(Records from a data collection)
══════════════════════════════
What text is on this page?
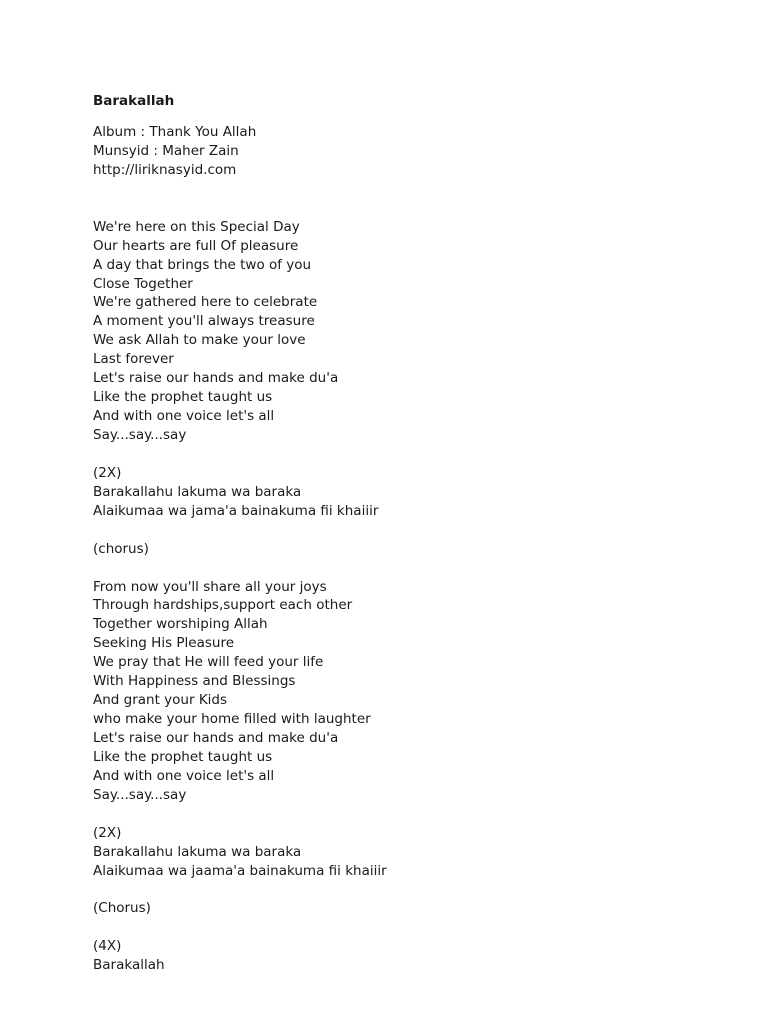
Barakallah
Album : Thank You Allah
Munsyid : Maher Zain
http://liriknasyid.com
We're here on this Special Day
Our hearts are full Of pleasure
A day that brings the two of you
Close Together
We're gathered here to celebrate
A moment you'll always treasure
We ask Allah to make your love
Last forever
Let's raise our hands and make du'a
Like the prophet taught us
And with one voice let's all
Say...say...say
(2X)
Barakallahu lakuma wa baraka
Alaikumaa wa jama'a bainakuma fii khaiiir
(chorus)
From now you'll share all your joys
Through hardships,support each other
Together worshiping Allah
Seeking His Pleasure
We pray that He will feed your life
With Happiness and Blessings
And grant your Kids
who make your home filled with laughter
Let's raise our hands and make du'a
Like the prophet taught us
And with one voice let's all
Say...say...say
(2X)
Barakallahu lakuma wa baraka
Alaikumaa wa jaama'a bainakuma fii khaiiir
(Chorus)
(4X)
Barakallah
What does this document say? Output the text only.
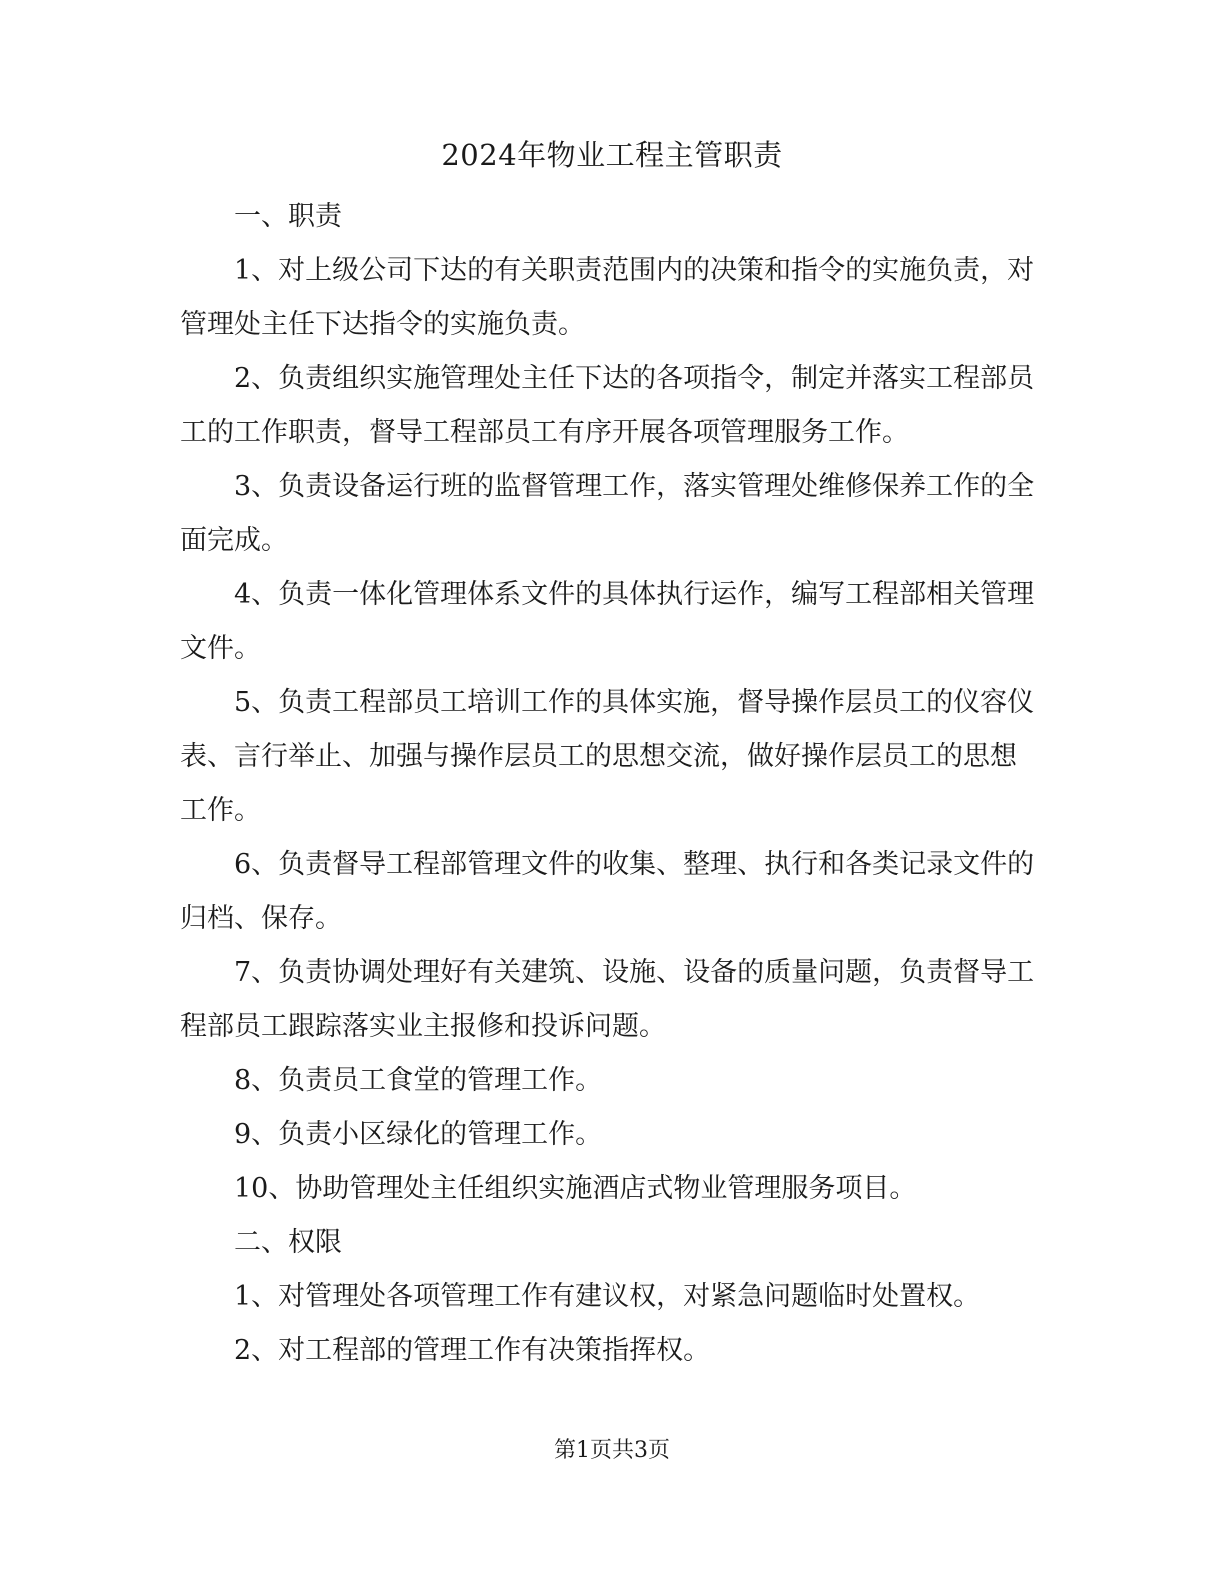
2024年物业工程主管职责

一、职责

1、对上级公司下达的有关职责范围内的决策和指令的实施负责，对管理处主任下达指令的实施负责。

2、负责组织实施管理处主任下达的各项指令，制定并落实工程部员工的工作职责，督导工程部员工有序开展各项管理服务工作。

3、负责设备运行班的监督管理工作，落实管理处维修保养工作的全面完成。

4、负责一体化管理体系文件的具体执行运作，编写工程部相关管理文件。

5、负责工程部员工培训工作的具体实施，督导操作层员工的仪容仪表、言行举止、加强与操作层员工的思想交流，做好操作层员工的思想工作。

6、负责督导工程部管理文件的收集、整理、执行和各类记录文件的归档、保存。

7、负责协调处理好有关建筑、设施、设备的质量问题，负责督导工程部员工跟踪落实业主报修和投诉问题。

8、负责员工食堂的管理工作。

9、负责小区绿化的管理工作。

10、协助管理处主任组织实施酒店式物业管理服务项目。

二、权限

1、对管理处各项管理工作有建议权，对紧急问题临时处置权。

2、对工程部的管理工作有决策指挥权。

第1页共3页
══════════════════════════════
> **Short exercise**: Select the lines that carry the string "Alaikumaa" and copy them.

> **Written answer**:
Alaikumaa wa jama'a bainakuma fii khaiiir
Alaikumaa wa jaama'a bainakuma fii khaiiir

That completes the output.